READING TEXT:
Begin

31 Dec 2020 Car News

FCA PSA merger approved

Fiat Chrysler Automobiles will join Peugeot Citroen to make the world’s fourth biggest car company. What does it mean for Australia?

The European Union has approved the merger of Fiat Chrysler Automobiles (FCA) with Groupe PSA, confirming the continent will get a new second biggest automobile maker and the fourth largest on the global stage.

It has obvious implications in Europe where almost every second car sold will be from either the newly formed Stellantis or the reigning champion of European sales, Volkswagen.

But what will the deal mean for nations where the combined brands do not have such a strong foothold, including Australia?
Stellantis

When plans to merge were first announced in November 2019, Australian eyes turned to Holden which, following the purchase by PSA of former General Motors brands Vauxhall and Opel, effectively turned the Commodore a different shade of red, white and blue – and could have provided ready access to other PSA products.

MORE What the PSA FCA merger looked like in 2019

A partnership between Holden and PSA – potentially brokered by automotive giant Inchcape – failed to materialise, though, sentencing the iconic brand to the annals of history after GM decided it would be cheaper to dump the brand than to save it.

Holden logo

So what now?

With the formation of the Stellantis group, the brands already sold in Australia - including Abarth, Alfa Romeo, Chrysler, Citroen, Fiat, Jeep and Peugeot - will all effectively be housed under the same roof in the company’s Dutch headquarters.

However, things will continue to look a little different in Australia, where FCA Australia and Peugeot Citroen Australia (PCA) function independently of their HQs in much the same way Audi and Volkswagen have independence, despite joint ownership by parent Volkswagen Group.

Indeed, PSA’s exposure in the Australian market is more closely tied to Subaru than any others, thanks to its Inchcape overseers.

But a number of key brands not currently available in local markets are also subject to the merger, including Dodge, Citroen premium brand DS, Lancia, Opel and Vauxhall.

End

Extend the news article on the FCA and PSA merger from the point where it stops.

DATASET CONTENT:
Begin

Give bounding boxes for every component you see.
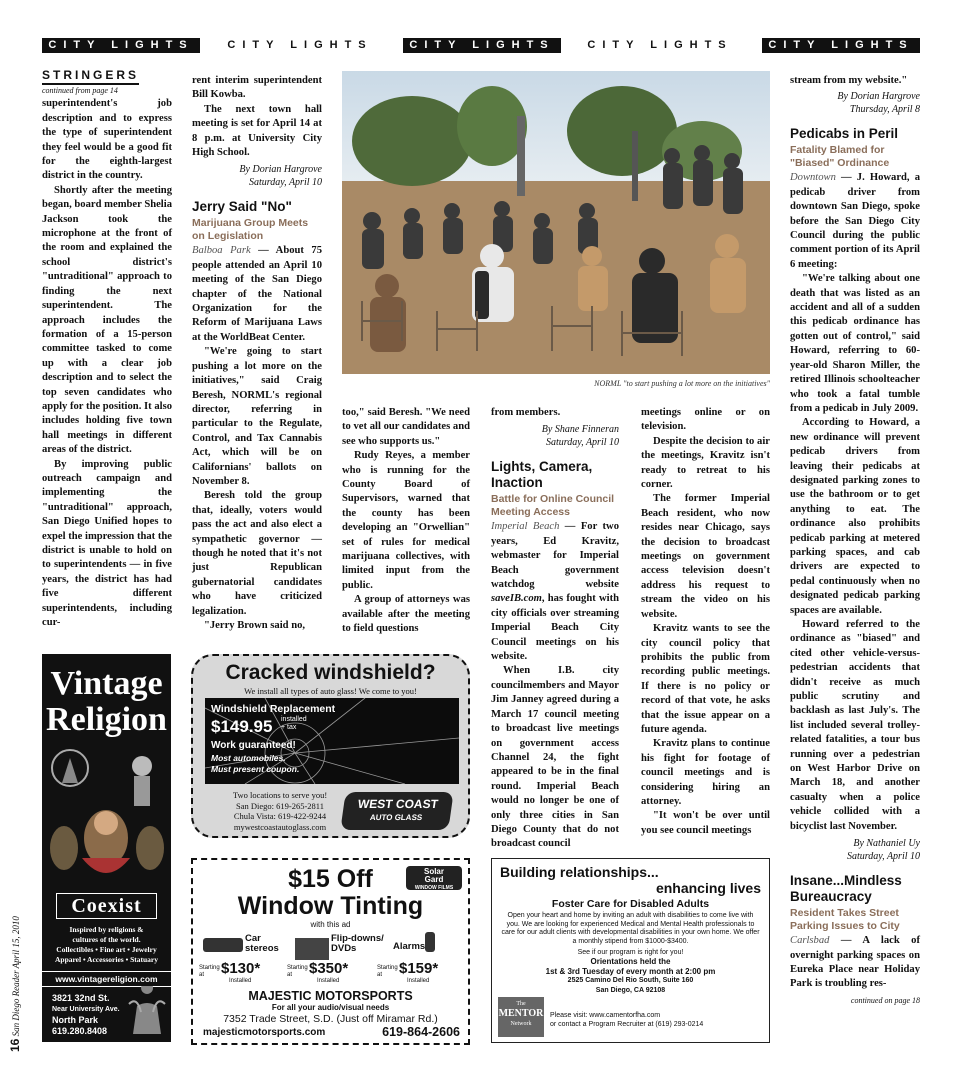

End

TASK OUTPUT:
Not all of these brands are guaranteed to survive the merger – DS and Lancia, in particular – but the introduction of other brands to Australia under the Stellantis umbrella is not out of the question.

With its sales in free-fall prior to its closure, Holden arguably left little vacuum in the market, but an SUV-centric brand offering something fresh and inviting has the potential to lap up some of that spilt milk.

Opel/Vauxhall, for example, currently offer a range of affordable, attractive SUVs that could make a dent here, while the roadmap for new products has already drafted in updated technology from the PSA drawing board – something that GM denied Holden.

2017 Opel Crossland X

Not only will this give future products more scale and lower costs at a production level, it will potentially allow Stellantis to more easily incorporate right-hand-drive architecture into future models.

Could one of the carmakers return to Australia for another skirmish?

Further complexity lies in the final two brands involved in the merge, Maserati and Ram, which are already sold here by independent importers Ateco and GMSV, respectively.

It’s possible the pair will continue on unaffected in the local landscape under a renegotiated agreement, but the more stable Stellantis group may have eyes on one or both of the brands and initiate plans to claim back Maserati and Ram for its own.

In Ram’s case, retrieval is less likely as the operation to convert the models to right-hand drive in Melbourne would need to be replicated, requiring massive investment for a tiny return.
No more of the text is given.